### [DIRECTIONS FOR THIS TASK]
Restate the listing that follows word for word, without its pictures.

- - - - - - -

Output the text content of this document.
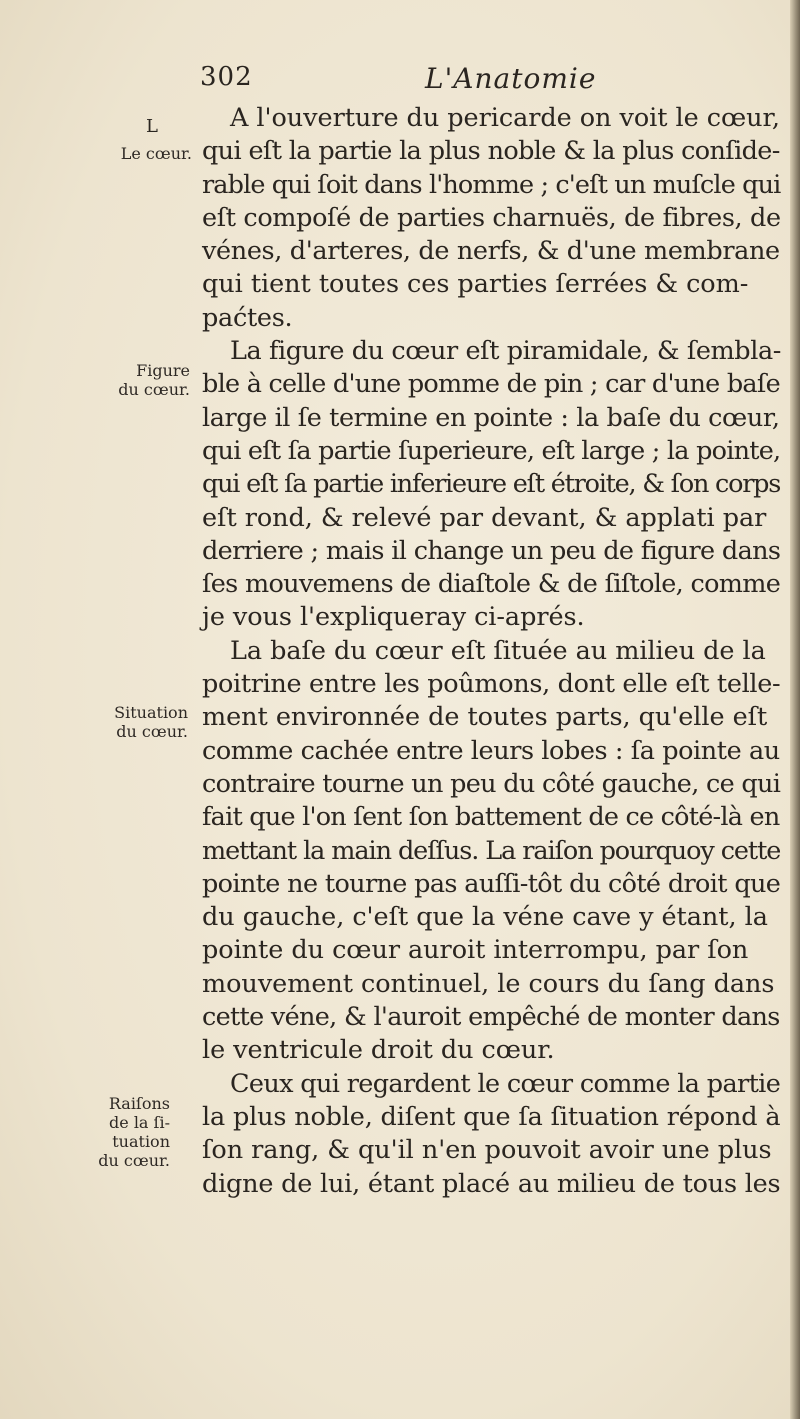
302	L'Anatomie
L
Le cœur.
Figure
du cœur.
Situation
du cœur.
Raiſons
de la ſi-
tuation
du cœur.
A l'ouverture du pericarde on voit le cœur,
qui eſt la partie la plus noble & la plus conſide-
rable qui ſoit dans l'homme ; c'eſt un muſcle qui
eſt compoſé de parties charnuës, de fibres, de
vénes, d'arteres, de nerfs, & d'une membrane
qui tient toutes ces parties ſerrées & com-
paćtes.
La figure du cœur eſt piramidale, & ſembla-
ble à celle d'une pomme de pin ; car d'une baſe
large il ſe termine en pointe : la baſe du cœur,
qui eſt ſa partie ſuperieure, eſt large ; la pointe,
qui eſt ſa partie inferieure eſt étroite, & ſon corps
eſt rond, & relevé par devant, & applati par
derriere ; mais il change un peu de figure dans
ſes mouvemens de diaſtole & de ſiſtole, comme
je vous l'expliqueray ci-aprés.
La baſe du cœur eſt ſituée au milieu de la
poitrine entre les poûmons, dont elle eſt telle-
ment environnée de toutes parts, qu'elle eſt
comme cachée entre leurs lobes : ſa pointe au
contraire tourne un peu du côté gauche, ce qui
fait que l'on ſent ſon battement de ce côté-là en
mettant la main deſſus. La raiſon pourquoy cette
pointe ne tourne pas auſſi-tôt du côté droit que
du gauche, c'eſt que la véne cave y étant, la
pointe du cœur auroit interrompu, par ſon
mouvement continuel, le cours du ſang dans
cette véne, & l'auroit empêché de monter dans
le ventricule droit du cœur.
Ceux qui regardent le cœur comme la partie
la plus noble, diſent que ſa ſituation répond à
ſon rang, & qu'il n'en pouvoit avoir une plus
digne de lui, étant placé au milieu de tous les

- - - - - - -

### [ANSWER TO THIS TASK]
Output the text content of this document.
302	L'Anatomie
L
Le cœur.
Figure
du cœur.
Situation
du cœur.
Raiſons
de la ſi-
tuation
du cœur.
A l'ouverture du pericarde on voit le cœur,
qui eſt la partie la plus noble & la plus conſide-
rable qui ſoit dans l'homme ; c'eſt un muſcle qui
eſt compoſé de parties charnuës, de fibres, de
vénes, d'arteres, de nerfs, & d'une membrane
qui tient toutes ces parties ſerrées & com-
paćtes.
La figure du cœur eſt piramidale, & ſembla-
ble à celle d'une pomme de pin ; car d'une baſe
large il ſe termine en pointe : la baſe du cœur,
qui eſt ſa partie ſuperieure, eſt large ; la pointe,
qui eſt ſa partie inferieure eſt étroite, & ſon corps
eſt rond, & relevé par devant, & applati par
derriere ; mais il change un peu de figure dans
ſes mouvemens de diaſtole & de ſiſtole, comme
je vous l'expliqueray ci-aprés.
La baſe du cœur eſt ſituée au milieu de la
poitrine entre les poûmons, dont elle eſt telle-
ment environnée de toutes parts, qu'elle eſt
comme cachée entre leurs lobes : ſa pointe au
contraire tourne un peu du côté gauche, ce qui
fait que l'on ſent ſon battement de ce côté-là en
mettant la main deſſus. La raiſon pourquoy cette
pointe ne tourne pas auſſi-tôt du côté droit que
du gauche, c'eſt que la véne cave y étant, la
pointe du cœur auroit interrompu, par ſon
mouvement continuel, le cours du ſang dans
cette véne, & l'auroit empêché de monter dans
le ventricule droit du cœur.
Ceux qui regardent le cœur comme la partie
la plus noble, diſent que ſa ſituation répond à
ſon rang, & qu'il n'en pouvoit avoir une plus
digne de lui, étant placé au milieu de tous les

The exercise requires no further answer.